:: RECORDS ::

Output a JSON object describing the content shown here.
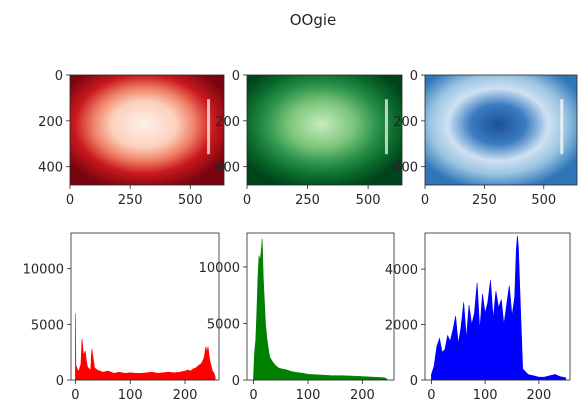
{
  "figure": {
    "title": "OOgie"
  },
  "colors": {
    "red": "#ff0000",
    "green": "#008000",
    "blue": "#0000ff",
    "axis": "#262626"
  },
  "chart_data": [
    {
      "type": "image",
      "colormap": "Reds",
      "xticks": [
        0,
        250,
        500
      ],
      "yticks": [
        0,
        200,
        400
      ],
      "xlim": [
        0,
        640
      ],
      "ylim": [
        480,
        0
      ]
    },
    {
      "type": "image",
      "colormap": "Greens",
      "xticks": [
        0,
        250,
        500
      ],
      "yticks": [
        0,
        200,
        400
      ],
      "xlim": [
        0,
        640
      ],
      "ylim": [
        480,
        0
      ]
    },
    {
      "type": "image",
      "colormap": "Blues",
      "xticks": [
        0,
        250,
        500
      ],
      "yticks": [
        0,
        200,
        400
      ],
      "xlim": [
        0,
        640
      ],
      "ylim": [
        480,
        0
      ]
    },
    {
      "type": "area",
      "color": "#ff0000",
      "xticks": [
        0,
        100,
        200
      ],
      "yticks": [
        0,
        5000,
        10000
      ],
      "xlim": [
        -8,
        262
      ],
      "ylim": [
        0,
        13200
      ],
      "x": [
        0,
        1,
        2,
        4,
        6,
        8,
        10,
        12,
        15,
        18,
        20,
        22,
        25,
        28,
        30,
        35,
        40,
        45,
        50,
        60,
        70,
        80,
        90,
        100,
        110,
        120,
        130,
        140,
        150,
        160,
        170,
        180,
        190,
        200,
        205,
        210,
        215,
        220,
        225,
        230,
        235,
        238,
        240,
        242,
        245,
        248,
        250,
        252,
        255
      ],
      "values": [
        6000,
        1000,
        1200,
        900,
        800,
        1100,
        1400,
        3700,
        2200,
        2600,
        1800,
        1200,
        1000,
        900,
        2800,
        1100,
        900,
        800,
        700,
        800,
        600,
        700,
        600,
        650,
        600,
        600,
        650,
        700,
        600,
        650,
        700,
        650,
        700,
        800,
        900,
        800,
        1000,
        1100,
        1300,
        1500,
        2000,
        3000,
        2500,
        3000,
        1800,
        1200,
        800,
        700,
        300
      ]
    },
    {
      "type": "area",
      "color": "#008000",
      "xticks": [
        0,
        100,
        200
      ],
      "yticks": [
        0,
        5000,
        10000
      ],
      "xlim": [
        -12,
        258
      ],
      "ylim": [
        0,
        13000
      ],
      "x": [
        0,
        2,
        4,
        6,
        8,
        10,
        12,
        14,
        16,
        18,
        20,
        22,
        25,
        28,
        30,
        35,
        40,
        45,
        50,
        60,
        70,
        80,
        90,
        100,
        120,
        140,
        160,
        180,
        200,
        220,
        240,
        245
      ],
      "values": [
        300,
        2500,
        3500,
        6000,
        9000,
        11000,
        10500,
        11400,
        12500,
        9000,
        7000,
        5000,
        3500,
        2500,
        2000,
        1600,
        1300,
        1100,
        1000,
        900,
        750,
        650,
        600,
        500,
        450,
        400,
        380,
        350,
        300,
        250,
        200,
        100
      ]
    },
    {
      "type": "area",
      "color": "#0000ff",
      "xticks": [
        0,
        100,
        200
      ],
      "yticks": [
        0,
        2000,
        4000
      ],
      "xlim": [
        -12,
        258
      ],
      "ylim": [
        0,
        5300
      ],
      "x": [
        0,
        5,
        10,
        15,
        20,
        25,
        30,
        35,
        40,
        45,
        50,
        55,
        60,
        65,
        70,
        75,
        80,
        85,
        90,
        95,
        100,
        105,
        110,
        115,
        120,
        125,
        130,
        135,
        140,
        145,
        150,
        155,
        158,
        160,
        162,
        165,
        170,
        180,
        190,
        200,
        210,
        220,
        230,
        240,
        250
      ],
      "values": [
        200,
        500,
        1200,
        1500,
        1000,
        1100,
        1600,
        1400,
        1800,
        2300,
        1300,
        1900,
        2800,
        1500,
        2700,
        2000,
        2400,
        3500,
        1800,
        3100,
        2400,
        2800,
        3600,
        2200,
        3200,
        2600,
        2900,
        2000,
        2700,
        3400,
        2300,
        3000,
        4700,
        5200,
        4800,
        3000,
        400,
        200,
        150,
        100,
        100,
        150,
        200,
        120,
        80
      ]
    }
  ]
}
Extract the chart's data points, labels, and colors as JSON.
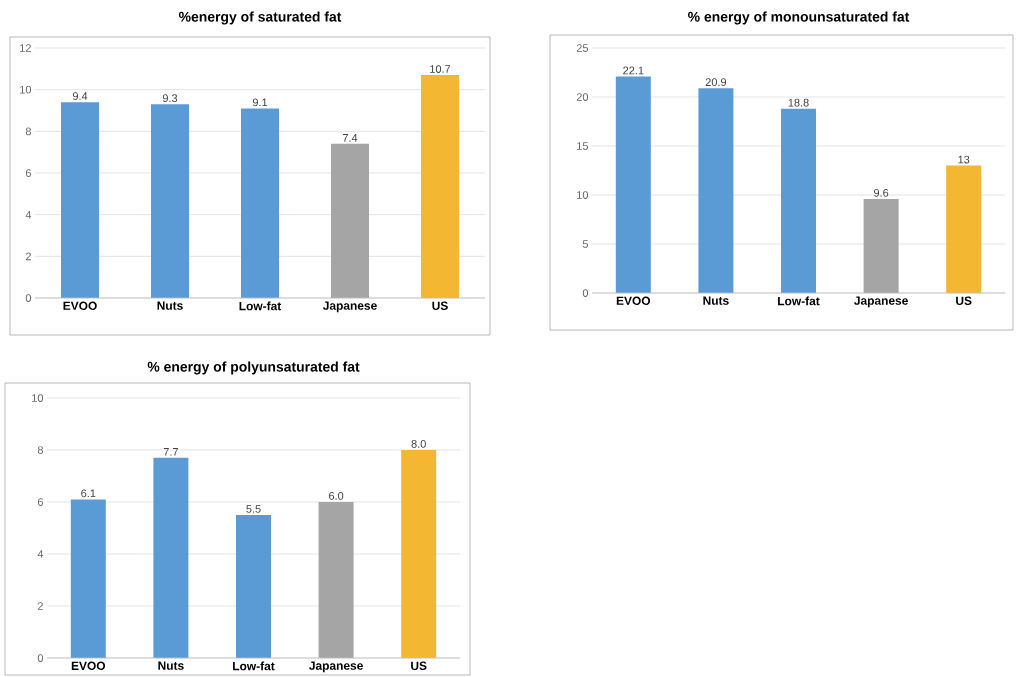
{
  "chart_data": [
    {
      "type": "bar",
      "title": "%energy of saturated fat",
      "categories": [
        "EVOO",
        "Nuts",
        "Low-fat",
        "Japanese",
        "US"
      ],
      "values": [
        9.4,
        9.3,
        9.1,
        7.4,
        10.7
      ],
      "value_labels": [
        "9.4",
        "9.3",
        "9.1",
        "7.4",
        "10.7"
      ],
      "colors": [
        "#5b9bd5",
        "#5b9bd5",
        "#5b9bd5",
        "#a5a5a5",
        "#f4b731"
      ],
      "ylim": [
        0,
        12
      ],
      "yticks": [
        0,
        2,
        4,
        6,
        8,
        10,
        12
      ],
      "grid": "y"
    },
    {
      "type": "bar",
      "title": "% energy of monounsaturated fat",
      "categories": [
        "EVOO",
        "Nuts",
        "Low-fat",
        "Japanese",
        "US"
      ],
      "values": [
        22.1,
        20.9,
        18.8,
        9.6,
        13
      ],
      "value_labels": [
        "22.1",
        "20.9",
        "18.8",
        "9.6",
        "13"
      ],
      "colors": [
        "#5b9bd5",
        "#5b9bd5",
        "#5b9bd5",
        "#a5a5a5",
        "#f4b731"
      ],
      "ylim": [
        0,
        25
      ],
      "yticks": [
        0,
        5,
        10,
        15,
        20,
        25
      ],
      "grid": "y"
    },
    {
      "type": "bar",
      "title": "% energy of polyunsaturated fat",
      "categories": [
        "EVOO",
        "Nuts",
        "Low-fat",
        "Japanese",
        "US"
      ],
      "values": [
        6.1,
        7.7,
        5.5,
        6.0,
        8.0
      ],
      "value_labels": [
        "6.1",
        "7.7",
        "5.5",
        "6.0",
        "8.0"
      ],
      "colors": [
        "#5b9bd5",
        "#5b9bd5",
        "#5b9bd5",
        "#a5a5a5",
        "#f4b731"
      ],
      "ylim": [
        0,
        10
      ],
      "yticks": [
        0,
        2,
        4,
        6,
        8,
        10
      ],
      "grid": "y"
    }
  ]
}
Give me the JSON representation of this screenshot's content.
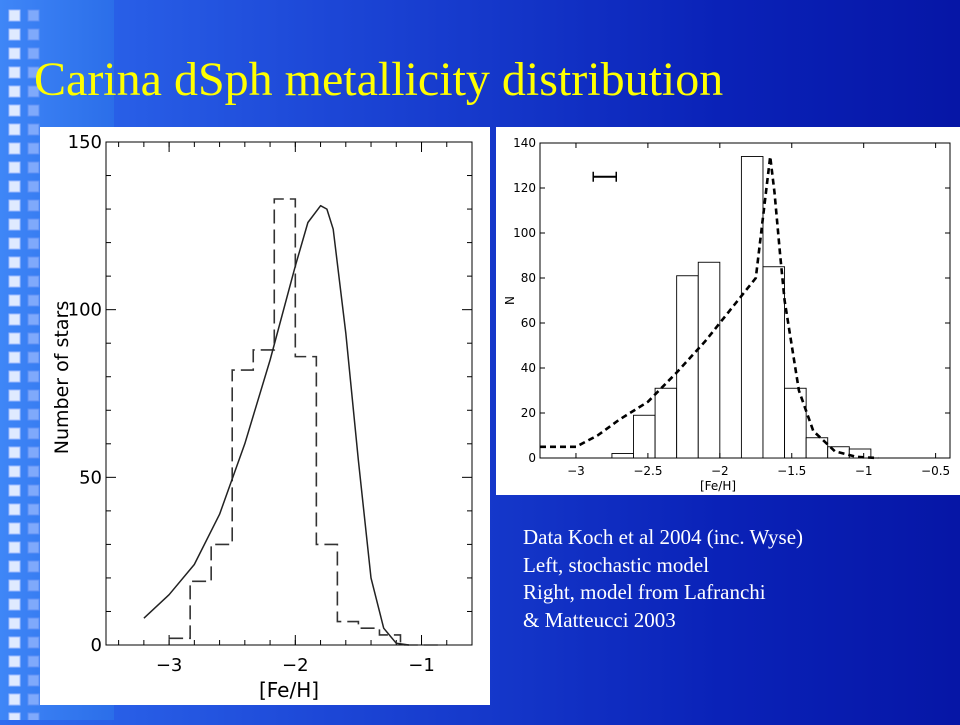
{
  "slide": {
    "title": "Carina dSph metallicity distribution",
    "caption_lines": [
      "Data Koch et al 2004 (inc. Wyse)",
      "Left, stochastic model",
      "Right, model from Lafranchi",
      "& Matteucci 2003"
    ],
    "colors": {
      "title": "#ffff00",
      "background": "#0a22b8",
      "caption": "#ffffff"
    }
  },
  "chart_data": [
    {
      "type": "bar",
      "subtype": "step-histogram-with-model-curve",
      "xlabel": "[Fe/H]",
      "ylabel": "Number of stars",
      "xlim": [
        -3.5,
        -0.6
      ],
      "ylim": [
        0,
        150
      ],
      "x_ticks": [
        -3,
        -2,
        -1
      ],
      "y_ticks": [
        0,
        50,
        100,
        150
      ],
      "bin_edges": [
        -3.0,
        -2.8333,
        -2.6667,
        -2.5,
        -2.3333,
        -2.1667,
        -2.0,
        -1.8333,
        -1.6667,
        -1.5,
        -1.3333,
        -1.1667,
        -1.0,
        -0.8333
      ],
      "values": [
        2,
        19,
        30,
        82,
        88,
        133,
        86,
        30,
        7,
        5,
        3,
        0,
        0
      ],
      "series": [
        {
          "style": "dashed-step",
          "values": [
            2,
            19,
            30,
            82,
            88,
            133,
            86,
            30,
            7,
            5,
            3,
            0,
            0
          ]
        },
        {
          "style": "solid-curve",
          "x": [
            -3.2,
            -3.0,
            -2.8,
            -2.6,
            -2.4,
            -2.2,
            -2.0,
            -1.9,
            -1.8,
            -1.75,
            -1.7,
            -1.6,
            -1.5,
            -1.4,
            -1.3,
            -1.2,
            -1.1
          ],
          "y": [
            8,
            15,
            24,
            39,
            60,
            85,
            113,
            126,
            131,
            130,
            124,
            93,
            55,
            20,
            5,
            0.5,
            0
          ]
        }
      ]
    },
    {
      "type": "bar",
      "subtype": "histogram-with-model-curve",
      "xlabel": "[Fe/H]",
      "ylabel": "N",
      "xlim": [
        -3.25,
        -0.4
      ],
      "ylim": [
        0,
        140
      ],
      "x_ticks": [
        -3,
        -2.5,
        -2,
        -1.5,
        -1,
        -0.5
      ],
      "y_ticks": [
        0,
        20,
        40,
        60,
        80,
        100,
        120,
        140
      ],
      "bin_edges": [
        -3.0,
        -2.9,
        -2.8,
        -2.7,
        -2.6,
        -2.5,
        -2.4,
        -2.3,
        -2.2,
        -2.1,
        -2.0,
        -1.9,
        -1.8,
        -1.7,
        -1.6,
        -1.5,
        -1.4,
        -1.3,
        -1.2,
        -1.1,
        -1.0,
        -0.9
      ],
      "bar_bins": [
        {
          "x0": -2.75,
          "x1": -2.6,
          "value": 2
        },
        {
          "x0": -2.6,
          "x1": -2.45,
          "value": 19
        },
        {
          "x0": -2.45,
          "x1": -2.3,
          "value": 31
        },
        {
          "x0": -2.3,
          "x1": -2.15,
          "value": 81
        },
        {
          "x0": -2.15,
          "x1": -2.0,
          "value": 87
        },
        {
          "x0": -2.0,
          "x1": -1.85,
          "value": 0
        },
        {
          "x0": -1.85,
          "x1": -1.7,
          "value": 134
        },
        {
          "x0": -1.7,
          "x1": -1.55,
          "value": 85
        },
        {
          "x0": -1.55,
          "x1": -1.4,
          "value": 31
        },
        {
          "x0": -1.4,
          "x1": -1.25,
          "value": 9
        },
        {
          "x0": -1.25,
          "x1": -1.1,
          "value": 5
        },
        {
          "x0": -1.1,
          "x1": -0.95,
          "value": 4
        }
      ],
      "series": [
        {
          "style": "dashed-curve",
          "x": [
            -3.25,
            -3.0,
            -2.85,
            -2.7,
            -2.5,
            -2.3,
            -2.1,
            -1.9,
            -1.75,
            -1.65,
            -1.62,
            -1.58,
            -1.55,
            -1.45,
            -1.35,
            -1.2,
            -1.05,
            -0.9
          ],
          "y": [
            5,
            5,
            10,
            17,
            25,
            38,
            52,
            68,
            80,
            134,
            118,
            90,
            70,
            30,
            12,
            3,
            0.5,
            0
          ]
        }
      ],
      "error_bar": {
        "x0": -2.88,
        "x1": -2.72,
        "y": 125
      }
    }
  ]
}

:::

In the material above, find the lines that contain "content" and show them.

Output a JSON object describing the content shown here.
Give me the JSON representation of this screenshot's content.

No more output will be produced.